> Exercise prompt:
Please find all lines in the data that hold the string "föreningens" and copy them.

> Stored data:
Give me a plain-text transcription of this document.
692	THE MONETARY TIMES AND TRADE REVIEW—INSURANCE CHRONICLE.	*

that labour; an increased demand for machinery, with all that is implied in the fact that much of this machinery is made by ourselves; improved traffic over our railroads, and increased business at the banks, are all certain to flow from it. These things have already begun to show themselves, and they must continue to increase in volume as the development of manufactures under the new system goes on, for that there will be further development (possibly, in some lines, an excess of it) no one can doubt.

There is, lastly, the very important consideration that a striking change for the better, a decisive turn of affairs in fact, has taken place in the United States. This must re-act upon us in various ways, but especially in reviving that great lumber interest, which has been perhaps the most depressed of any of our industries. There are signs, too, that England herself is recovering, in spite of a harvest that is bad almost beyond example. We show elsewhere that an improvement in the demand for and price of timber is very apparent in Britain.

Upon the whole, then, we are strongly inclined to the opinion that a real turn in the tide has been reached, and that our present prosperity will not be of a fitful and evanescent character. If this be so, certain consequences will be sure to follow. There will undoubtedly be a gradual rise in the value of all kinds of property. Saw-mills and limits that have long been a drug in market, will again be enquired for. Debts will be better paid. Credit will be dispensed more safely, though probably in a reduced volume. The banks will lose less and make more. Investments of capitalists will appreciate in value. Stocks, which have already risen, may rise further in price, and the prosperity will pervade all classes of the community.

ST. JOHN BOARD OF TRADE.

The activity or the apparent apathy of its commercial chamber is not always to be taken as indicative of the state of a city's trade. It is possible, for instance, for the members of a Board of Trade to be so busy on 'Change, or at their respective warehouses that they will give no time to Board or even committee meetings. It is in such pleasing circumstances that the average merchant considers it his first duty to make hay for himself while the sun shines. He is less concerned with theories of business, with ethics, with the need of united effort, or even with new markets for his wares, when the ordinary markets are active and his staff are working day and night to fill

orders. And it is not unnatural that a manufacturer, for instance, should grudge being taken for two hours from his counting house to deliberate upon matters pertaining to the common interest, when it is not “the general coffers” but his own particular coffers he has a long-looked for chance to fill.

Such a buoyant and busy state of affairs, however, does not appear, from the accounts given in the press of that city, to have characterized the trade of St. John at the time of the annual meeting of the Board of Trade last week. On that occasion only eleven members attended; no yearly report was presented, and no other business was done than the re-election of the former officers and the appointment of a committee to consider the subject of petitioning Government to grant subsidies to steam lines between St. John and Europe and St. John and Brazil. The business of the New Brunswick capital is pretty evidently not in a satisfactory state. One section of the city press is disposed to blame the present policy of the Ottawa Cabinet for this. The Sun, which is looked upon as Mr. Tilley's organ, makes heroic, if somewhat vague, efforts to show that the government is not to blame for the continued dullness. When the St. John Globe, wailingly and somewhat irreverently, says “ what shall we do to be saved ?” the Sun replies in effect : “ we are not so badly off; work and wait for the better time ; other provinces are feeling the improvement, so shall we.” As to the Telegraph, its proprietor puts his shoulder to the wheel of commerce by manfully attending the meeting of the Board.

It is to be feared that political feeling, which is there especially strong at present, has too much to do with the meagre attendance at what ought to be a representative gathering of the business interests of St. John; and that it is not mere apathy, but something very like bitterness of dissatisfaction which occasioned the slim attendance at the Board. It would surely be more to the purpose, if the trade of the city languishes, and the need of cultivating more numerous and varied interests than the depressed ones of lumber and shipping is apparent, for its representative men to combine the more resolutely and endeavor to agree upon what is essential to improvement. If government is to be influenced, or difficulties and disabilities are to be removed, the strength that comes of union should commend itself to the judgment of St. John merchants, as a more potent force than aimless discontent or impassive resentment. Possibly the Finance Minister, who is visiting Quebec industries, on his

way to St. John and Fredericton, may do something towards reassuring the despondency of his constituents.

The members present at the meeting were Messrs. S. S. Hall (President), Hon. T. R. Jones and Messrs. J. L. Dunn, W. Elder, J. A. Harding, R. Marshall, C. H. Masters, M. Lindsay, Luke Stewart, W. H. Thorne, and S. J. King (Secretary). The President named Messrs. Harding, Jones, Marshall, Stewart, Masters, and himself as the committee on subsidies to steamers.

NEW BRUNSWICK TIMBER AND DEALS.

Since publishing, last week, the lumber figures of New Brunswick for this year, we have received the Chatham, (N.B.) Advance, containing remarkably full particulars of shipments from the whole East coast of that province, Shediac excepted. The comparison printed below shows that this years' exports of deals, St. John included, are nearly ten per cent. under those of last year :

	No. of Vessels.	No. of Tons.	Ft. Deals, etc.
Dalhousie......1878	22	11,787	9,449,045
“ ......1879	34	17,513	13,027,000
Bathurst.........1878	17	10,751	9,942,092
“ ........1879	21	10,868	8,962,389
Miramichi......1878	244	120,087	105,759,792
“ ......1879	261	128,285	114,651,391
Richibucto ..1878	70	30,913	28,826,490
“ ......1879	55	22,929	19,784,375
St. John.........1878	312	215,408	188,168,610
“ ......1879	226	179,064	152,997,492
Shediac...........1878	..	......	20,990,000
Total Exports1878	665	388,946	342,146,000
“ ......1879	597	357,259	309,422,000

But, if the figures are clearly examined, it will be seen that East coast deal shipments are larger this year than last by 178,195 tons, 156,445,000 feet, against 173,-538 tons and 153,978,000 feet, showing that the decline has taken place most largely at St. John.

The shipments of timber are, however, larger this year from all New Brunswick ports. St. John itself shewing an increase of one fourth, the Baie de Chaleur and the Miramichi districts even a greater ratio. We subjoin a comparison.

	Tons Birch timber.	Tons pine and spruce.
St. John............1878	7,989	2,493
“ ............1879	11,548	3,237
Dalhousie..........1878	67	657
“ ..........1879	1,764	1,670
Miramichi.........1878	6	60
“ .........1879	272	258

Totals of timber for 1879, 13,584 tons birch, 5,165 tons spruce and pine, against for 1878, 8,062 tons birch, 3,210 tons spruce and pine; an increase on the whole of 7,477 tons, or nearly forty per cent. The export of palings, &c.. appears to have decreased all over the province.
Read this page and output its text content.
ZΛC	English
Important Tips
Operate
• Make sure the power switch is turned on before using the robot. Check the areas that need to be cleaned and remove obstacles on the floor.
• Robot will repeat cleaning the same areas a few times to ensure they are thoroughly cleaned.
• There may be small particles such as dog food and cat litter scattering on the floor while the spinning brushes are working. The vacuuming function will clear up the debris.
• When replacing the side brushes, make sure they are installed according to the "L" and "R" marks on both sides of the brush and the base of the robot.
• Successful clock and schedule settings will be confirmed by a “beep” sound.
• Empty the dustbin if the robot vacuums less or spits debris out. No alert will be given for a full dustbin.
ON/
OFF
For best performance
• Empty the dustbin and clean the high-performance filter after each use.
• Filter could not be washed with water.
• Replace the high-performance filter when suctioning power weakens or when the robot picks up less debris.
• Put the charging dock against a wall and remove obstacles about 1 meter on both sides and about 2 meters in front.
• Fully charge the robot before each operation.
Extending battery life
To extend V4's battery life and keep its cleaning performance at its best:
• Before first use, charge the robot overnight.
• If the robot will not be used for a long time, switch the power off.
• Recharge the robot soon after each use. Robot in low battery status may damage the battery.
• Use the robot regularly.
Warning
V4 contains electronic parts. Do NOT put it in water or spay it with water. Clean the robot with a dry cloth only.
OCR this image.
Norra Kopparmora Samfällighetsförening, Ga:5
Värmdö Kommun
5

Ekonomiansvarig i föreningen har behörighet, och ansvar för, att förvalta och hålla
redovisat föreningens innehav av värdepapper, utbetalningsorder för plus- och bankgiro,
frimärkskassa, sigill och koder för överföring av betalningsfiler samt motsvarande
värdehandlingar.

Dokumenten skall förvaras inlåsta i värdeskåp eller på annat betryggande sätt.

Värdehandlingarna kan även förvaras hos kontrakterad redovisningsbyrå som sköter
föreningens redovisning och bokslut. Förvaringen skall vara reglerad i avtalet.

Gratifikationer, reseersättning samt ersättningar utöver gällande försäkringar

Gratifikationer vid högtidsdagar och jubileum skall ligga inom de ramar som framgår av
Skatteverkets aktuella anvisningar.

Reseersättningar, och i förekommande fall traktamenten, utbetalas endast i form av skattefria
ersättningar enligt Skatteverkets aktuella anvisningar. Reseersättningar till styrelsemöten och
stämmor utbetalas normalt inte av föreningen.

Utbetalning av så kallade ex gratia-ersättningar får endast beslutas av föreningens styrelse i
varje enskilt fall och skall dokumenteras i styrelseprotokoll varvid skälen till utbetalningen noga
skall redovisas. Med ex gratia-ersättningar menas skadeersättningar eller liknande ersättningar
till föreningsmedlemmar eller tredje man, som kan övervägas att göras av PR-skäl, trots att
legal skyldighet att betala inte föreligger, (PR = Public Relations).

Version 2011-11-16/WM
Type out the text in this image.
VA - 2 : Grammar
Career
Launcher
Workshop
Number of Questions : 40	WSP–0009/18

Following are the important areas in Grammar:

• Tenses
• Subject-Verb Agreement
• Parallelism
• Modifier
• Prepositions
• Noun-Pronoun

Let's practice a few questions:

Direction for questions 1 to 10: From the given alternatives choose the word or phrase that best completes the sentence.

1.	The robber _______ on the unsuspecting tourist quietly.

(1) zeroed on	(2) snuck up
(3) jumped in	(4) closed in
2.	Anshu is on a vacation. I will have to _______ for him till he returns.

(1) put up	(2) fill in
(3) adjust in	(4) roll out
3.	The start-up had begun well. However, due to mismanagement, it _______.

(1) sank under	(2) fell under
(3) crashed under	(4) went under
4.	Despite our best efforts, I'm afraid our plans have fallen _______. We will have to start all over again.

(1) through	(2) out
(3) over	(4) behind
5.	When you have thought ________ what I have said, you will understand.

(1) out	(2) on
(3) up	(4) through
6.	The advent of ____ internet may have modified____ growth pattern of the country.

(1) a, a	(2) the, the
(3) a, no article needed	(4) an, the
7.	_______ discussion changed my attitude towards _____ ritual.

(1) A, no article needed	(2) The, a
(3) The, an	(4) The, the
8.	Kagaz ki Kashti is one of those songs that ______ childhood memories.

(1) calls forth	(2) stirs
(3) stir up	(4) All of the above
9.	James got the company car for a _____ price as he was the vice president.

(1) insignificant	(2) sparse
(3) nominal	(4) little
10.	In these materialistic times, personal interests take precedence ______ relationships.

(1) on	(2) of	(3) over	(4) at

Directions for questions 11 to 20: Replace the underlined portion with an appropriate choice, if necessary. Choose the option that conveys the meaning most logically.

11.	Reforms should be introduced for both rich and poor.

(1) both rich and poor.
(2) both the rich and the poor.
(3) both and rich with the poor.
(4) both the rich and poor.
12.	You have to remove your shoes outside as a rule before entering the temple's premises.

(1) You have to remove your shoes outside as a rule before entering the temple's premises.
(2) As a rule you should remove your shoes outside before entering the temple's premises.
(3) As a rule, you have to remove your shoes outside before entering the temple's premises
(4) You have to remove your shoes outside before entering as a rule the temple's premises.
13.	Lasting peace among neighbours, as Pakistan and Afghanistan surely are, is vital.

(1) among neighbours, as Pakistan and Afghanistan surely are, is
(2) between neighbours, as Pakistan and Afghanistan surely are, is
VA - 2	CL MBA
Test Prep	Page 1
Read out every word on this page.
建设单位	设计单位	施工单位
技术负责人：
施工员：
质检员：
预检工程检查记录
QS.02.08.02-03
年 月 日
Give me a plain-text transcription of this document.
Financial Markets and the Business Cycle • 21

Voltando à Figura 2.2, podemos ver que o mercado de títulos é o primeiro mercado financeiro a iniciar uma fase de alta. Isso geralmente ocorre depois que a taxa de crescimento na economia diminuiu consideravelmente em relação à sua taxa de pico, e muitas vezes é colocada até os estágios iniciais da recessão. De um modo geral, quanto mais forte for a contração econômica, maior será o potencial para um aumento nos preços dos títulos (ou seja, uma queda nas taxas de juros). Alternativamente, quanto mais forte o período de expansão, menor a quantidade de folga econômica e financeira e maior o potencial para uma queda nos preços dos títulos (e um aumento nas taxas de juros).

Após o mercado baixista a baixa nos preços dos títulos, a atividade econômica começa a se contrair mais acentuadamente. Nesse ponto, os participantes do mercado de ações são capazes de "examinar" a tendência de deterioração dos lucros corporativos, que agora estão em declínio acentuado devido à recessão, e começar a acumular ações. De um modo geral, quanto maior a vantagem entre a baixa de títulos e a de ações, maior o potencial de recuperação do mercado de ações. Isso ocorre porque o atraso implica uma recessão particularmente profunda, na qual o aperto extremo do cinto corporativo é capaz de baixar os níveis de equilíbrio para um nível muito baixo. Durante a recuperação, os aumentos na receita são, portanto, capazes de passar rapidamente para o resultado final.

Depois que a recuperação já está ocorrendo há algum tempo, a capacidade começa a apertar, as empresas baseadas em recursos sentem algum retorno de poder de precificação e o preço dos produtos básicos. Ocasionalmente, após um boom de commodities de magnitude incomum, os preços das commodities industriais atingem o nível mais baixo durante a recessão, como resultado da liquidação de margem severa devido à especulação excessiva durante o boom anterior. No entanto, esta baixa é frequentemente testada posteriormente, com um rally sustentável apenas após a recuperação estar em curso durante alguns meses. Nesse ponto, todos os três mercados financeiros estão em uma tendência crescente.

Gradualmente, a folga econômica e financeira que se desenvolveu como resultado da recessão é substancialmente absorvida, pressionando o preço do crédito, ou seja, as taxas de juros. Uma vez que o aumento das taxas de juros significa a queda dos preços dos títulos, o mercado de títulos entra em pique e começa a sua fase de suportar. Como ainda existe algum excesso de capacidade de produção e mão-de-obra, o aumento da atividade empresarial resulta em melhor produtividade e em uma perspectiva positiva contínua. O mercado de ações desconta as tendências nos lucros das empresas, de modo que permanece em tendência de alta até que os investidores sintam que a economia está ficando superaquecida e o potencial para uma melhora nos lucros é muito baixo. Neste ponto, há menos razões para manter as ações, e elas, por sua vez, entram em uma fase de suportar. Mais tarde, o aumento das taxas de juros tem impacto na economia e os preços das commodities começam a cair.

> The response:
redovisat föreningens innehav av värdepapper, utbetalningsorder för plus- och bankgiro,
föreningens redovisning och bokslut. Förvaringen skall vara reglerad i avtalet.
Utbetalning av så kallade ex gratia-ersättningar får endast beslutas av föreningens styrelse i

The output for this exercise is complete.